## Start THE RECORDS

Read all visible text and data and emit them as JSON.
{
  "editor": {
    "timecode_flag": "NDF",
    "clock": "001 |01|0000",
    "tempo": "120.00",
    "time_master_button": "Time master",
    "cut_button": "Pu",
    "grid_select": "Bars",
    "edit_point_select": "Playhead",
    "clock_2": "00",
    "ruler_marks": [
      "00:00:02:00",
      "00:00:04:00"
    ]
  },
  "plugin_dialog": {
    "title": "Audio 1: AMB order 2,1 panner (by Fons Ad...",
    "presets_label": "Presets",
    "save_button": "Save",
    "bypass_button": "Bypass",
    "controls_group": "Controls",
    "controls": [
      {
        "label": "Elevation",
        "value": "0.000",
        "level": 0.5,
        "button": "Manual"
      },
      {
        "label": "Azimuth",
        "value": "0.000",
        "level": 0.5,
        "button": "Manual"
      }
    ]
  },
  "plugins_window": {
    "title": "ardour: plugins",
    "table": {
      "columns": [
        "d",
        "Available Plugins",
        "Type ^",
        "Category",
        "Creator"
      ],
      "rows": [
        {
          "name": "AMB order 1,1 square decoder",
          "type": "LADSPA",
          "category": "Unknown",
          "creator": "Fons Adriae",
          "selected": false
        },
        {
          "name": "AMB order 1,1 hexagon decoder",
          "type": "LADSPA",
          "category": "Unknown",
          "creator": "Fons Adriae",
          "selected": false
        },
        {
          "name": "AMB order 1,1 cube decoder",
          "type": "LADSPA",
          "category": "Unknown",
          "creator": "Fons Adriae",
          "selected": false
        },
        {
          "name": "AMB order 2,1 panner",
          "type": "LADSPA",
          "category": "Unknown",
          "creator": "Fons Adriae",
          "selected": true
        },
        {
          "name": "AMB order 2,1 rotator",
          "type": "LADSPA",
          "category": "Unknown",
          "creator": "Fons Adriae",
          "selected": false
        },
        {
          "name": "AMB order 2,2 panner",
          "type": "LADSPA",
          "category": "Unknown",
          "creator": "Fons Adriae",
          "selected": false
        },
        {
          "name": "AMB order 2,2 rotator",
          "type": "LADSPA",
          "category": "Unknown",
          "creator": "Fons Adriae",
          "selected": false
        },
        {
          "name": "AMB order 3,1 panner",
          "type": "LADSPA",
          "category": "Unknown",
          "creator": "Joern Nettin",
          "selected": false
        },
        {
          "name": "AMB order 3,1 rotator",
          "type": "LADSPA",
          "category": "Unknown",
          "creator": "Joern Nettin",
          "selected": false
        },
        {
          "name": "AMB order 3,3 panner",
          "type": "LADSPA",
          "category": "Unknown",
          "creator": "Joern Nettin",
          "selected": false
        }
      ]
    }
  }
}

## End THE RECORDS
## Start THE RECORDS

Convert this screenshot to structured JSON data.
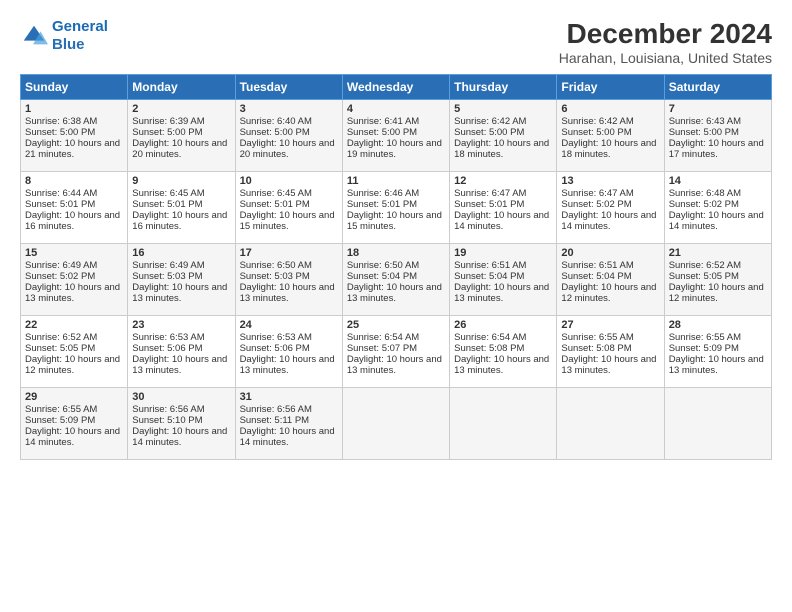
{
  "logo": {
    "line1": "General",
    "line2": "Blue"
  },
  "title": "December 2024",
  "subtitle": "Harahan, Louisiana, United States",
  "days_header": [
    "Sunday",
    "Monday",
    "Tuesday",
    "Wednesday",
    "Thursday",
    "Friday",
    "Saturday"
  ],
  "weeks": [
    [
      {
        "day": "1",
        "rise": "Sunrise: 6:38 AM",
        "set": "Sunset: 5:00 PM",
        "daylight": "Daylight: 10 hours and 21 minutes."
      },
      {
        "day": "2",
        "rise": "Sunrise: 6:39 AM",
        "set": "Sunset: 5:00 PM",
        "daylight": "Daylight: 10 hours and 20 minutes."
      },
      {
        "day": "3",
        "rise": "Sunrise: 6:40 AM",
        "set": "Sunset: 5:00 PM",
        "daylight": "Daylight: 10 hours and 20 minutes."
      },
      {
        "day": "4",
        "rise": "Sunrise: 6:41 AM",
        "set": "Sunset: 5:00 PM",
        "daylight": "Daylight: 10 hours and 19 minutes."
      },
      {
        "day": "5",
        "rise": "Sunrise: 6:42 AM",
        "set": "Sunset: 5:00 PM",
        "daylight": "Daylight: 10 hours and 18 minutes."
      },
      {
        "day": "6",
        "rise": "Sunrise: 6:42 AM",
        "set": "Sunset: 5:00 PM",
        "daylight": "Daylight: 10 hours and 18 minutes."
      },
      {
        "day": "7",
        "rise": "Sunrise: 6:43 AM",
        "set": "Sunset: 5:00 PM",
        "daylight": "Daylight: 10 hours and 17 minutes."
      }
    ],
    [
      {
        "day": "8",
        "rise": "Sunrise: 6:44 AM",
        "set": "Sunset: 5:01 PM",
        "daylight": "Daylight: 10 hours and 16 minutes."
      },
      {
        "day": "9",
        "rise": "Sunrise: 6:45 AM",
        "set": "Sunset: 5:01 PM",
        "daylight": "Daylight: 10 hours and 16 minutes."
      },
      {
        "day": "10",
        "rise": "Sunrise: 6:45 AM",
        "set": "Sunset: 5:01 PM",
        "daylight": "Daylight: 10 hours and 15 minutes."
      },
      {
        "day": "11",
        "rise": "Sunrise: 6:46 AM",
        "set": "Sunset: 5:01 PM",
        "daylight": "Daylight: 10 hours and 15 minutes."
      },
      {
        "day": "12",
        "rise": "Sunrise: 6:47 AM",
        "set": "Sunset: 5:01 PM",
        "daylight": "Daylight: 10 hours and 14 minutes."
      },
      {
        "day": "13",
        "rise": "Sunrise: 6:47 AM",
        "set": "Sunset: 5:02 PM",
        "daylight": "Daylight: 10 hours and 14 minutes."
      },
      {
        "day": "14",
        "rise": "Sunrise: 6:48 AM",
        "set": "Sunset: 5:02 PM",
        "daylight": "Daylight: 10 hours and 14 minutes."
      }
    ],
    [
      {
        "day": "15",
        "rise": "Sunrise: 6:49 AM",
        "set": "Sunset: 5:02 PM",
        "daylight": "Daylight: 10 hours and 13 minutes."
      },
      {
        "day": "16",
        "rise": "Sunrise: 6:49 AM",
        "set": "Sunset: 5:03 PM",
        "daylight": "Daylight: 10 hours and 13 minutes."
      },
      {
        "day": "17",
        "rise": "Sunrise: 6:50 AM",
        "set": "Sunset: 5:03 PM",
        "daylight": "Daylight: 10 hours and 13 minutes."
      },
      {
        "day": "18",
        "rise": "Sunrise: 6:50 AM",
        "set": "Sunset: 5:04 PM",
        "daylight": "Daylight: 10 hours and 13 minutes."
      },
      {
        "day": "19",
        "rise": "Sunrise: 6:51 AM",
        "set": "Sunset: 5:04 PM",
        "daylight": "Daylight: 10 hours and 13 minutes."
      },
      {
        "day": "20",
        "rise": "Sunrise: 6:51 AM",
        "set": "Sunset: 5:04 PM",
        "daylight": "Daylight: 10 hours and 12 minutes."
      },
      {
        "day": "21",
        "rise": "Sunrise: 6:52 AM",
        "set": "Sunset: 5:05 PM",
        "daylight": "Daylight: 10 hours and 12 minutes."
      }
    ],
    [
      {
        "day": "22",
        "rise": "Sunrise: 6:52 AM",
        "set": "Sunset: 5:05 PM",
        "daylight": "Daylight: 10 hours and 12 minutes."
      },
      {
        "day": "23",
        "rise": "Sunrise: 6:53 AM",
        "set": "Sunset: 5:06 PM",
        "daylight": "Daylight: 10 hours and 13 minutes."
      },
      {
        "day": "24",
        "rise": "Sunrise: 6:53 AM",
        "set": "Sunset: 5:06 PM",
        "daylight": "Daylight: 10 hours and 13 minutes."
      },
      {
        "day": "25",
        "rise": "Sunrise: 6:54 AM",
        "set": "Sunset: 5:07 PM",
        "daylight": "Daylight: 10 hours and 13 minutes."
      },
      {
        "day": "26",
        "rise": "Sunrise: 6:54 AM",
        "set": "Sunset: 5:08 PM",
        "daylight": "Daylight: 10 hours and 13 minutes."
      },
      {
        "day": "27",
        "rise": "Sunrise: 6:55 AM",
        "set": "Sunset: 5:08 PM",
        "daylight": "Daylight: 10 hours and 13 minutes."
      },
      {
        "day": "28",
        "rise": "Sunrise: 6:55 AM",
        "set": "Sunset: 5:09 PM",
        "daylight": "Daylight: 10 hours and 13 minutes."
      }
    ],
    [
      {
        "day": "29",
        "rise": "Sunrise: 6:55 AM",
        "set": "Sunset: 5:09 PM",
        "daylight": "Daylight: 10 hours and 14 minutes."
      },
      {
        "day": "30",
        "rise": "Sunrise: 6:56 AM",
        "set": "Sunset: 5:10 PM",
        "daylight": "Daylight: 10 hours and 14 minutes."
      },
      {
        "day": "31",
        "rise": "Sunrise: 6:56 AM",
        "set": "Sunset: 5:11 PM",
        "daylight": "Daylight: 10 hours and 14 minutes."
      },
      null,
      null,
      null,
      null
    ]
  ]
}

## End THE RECORDS
## Start THE RECORDS

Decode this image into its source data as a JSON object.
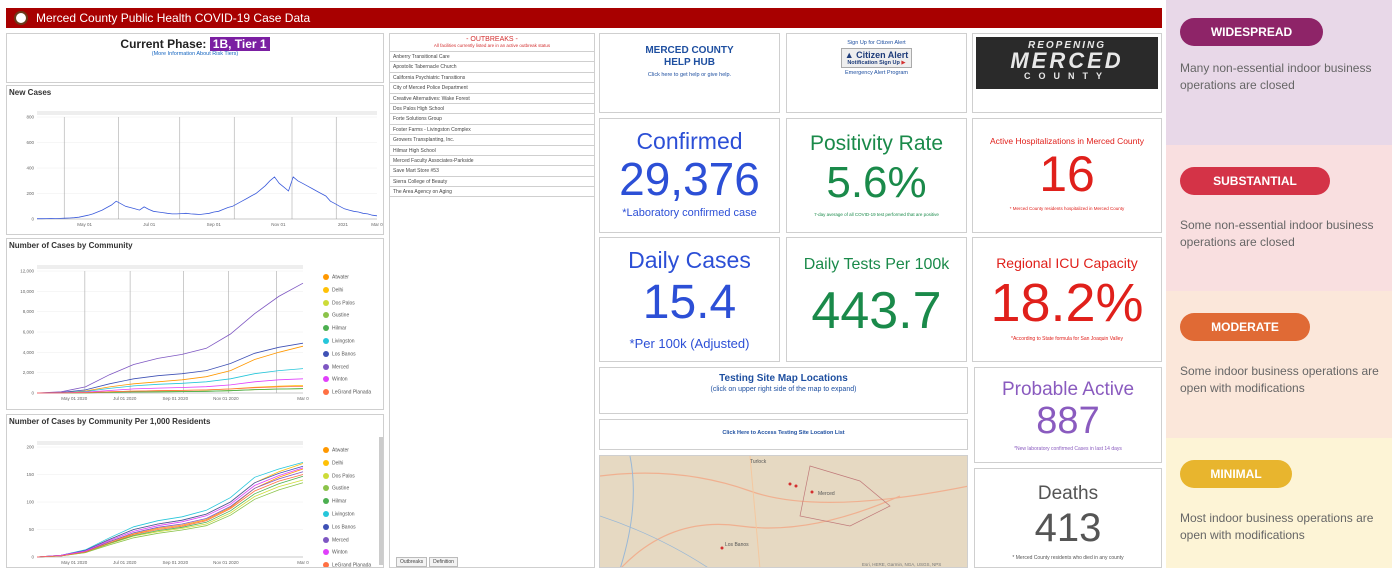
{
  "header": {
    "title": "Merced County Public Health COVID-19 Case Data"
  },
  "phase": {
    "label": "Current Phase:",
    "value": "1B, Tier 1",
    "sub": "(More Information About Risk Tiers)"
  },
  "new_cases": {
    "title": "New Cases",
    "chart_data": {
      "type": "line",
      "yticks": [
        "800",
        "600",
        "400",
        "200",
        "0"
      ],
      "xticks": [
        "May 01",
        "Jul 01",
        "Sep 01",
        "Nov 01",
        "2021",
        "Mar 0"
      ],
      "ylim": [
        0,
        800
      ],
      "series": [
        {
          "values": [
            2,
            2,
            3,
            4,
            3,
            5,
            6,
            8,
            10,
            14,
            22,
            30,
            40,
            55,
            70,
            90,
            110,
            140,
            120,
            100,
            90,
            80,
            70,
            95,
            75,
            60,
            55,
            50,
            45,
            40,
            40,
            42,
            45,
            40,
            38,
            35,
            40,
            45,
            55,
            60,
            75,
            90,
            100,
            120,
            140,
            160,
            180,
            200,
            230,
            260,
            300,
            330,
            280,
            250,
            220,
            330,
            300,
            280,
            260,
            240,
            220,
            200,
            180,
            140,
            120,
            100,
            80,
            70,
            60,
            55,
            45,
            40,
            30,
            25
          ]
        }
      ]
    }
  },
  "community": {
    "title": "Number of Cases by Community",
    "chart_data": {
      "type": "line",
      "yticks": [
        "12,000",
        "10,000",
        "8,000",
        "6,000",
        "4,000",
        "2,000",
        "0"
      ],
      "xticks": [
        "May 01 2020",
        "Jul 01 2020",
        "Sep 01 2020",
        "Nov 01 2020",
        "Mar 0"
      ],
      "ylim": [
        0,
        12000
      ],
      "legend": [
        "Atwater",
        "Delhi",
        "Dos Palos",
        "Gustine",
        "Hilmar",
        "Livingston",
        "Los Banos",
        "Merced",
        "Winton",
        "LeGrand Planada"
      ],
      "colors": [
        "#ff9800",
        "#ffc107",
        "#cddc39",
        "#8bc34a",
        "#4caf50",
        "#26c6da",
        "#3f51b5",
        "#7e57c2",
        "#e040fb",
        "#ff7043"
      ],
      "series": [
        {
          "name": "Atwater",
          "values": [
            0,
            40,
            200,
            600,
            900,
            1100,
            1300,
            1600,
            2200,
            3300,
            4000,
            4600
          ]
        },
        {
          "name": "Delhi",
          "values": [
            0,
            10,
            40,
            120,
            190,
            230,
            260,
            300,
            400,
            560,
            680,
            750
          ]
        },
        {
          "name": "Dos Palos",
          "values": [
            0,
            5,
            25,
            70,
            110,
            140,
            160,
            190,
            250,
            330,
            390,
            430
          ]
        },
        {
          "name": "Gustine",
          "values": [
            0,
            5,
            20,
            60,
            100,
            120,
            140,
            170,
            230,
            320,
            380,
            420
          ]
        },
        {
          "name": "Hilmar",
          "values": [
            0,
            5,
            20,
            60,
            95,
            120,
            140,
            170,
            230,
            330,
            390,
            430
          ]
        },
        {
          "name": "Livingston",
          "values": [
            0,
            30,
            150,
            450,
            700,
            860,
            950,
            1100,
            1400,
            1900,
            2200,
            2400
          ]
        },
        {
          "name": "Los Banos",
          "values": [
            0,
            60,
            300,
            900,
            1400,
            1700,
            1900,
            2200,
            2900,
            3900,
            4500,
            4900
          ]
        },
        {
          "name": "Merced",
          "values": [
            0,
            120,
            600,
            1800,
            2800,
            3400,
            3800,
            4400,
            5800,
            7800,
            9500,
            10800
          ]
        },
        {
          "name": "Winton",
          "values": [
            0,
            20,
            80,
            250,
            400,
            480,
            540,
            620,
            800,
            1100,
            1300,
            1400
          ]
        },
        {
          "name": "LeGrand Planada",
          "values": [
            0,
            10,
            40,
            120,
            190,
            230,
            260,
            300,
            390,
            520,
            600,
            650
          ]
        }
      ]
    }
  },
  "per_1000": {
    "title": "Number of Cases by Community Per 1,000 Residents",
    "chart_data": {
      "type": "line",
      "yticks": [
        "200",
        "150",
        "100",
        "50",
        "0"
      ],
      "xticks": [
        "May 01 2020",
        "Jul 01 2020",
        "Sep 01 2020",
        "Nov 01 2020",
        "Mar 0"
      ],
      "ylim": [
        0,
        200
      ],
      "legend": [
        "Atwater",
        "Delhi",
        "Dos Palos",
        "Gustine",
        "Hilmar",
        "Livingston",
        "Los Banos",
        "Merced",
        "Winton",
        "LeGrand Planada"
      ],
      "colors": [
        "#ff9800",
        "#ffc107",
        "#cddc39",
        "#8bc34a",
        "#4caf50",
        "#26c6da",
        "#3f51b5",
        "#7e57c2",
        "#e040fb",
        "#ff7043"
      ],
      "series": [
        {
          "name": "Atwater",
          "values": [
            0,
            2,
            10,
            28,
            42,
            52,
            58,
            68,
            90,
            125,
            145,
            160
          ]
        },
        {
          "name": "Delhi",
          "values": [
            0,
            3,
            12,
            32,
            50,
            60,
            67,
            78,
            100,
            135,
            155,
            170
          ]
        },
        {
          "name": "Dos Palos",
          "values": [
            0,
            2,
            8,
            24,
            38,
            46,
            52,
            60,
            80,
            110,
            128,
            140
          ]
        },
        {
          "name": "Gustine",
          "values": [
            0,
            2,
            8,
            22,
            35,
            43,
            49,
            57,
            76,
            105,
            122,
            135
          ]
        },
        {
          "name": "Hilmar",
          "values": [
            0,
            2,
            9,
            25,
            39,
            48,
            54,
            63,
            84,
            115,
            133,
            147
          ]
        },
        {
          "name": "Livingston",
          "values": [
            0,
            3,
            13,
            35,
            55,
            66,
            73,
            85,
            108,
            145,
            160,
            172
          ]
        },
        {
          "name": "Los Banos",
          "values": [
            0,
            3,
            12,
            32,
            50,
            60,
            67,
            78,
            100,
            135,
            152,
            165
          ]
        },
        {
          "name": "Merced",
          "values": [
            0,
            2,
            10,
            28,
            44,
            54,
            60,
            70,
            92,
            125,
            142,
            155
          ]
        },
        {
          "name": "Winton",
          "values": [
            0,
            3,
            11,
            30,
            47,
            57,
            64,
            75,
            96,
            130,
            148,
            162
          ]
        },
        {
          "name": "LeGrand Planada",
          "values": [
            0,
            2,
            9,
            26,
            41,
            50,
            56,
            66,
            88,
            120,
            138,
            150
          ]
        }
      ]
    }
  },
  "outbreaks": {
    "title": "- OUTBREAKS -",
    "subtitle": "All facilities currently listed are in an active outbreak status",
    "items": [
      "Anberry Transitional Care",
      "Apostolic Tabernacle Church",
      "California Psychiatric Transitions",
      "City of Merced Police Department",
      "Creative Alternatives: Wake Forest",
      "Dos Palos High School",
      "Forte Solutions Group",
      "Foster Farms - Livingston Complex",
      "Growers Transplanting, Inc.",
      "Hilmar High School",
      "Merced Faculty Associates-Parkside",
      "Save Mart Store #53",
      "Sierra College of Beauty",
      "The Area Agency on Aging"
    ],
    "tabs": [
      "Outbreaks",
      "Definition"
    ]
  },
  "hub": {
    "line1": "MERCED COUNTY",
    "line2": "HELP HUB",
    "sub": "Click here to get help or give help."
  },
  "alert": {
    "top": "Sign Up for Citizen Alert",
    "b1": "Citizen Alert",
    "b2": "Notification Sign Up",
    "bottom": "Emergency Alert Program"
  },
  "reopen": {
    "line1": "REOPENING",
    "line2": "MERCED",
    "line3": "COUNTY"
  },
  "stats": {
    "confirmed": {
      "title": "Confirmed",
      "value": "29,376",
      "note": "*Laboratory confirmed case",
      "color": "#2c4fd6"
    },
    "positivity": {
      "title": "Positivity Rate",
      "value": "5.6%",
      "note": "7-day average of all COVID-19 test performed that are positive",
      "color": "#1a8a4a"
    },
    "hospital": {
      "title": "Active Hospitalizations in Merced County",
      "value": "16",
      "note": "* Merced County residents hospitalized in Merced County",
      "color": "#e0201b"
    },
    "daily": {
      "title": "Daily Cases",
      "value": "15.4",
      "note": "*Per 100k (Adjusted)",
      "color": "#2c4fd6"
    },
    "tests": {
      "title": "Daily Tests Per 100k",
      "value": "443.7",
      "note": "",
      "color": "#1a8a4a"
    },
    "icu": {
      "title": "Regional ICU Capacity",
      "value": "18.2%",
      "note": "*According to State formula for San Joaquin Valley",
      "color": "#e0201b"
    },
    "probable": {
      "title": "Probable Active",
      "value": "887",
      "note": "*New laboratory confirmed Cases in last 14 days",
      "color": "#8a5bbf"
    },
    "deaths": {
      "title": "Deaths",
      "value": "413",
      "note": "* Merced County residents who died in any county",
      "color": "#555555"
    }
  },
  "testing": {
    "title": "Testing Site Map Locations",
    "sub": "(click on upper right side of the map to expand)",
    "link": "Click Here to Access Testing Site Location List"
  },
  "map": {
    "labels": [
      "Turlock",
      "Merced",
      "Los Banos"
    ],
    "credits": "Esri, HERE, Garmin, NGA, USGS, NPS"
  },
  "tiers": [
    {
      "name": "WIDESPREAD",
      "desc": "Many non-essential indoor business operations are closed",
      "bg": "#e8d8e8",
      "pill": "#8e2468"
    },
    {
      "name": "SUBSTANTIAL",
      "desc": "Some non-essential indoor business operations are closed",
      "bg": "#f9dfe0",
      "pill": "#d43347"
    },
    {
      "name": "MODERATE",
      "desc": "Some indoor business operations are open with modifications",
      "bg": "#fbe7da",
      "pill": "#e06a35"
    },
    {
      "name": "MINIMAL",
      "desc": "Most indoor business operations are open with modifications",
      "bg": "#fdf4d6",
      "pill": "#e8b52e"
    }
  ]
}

## End THE RECORDS

● TASK BRIEF
Select the lines in this material that hold the word "rotator", leaving none out.

● RESPONSE TO THIS TASK
          "name": "AMB order 2,1 rotator",
          "name": "AMB order 2,2 rotator",
          "name": "AMB order 3,1 rotator",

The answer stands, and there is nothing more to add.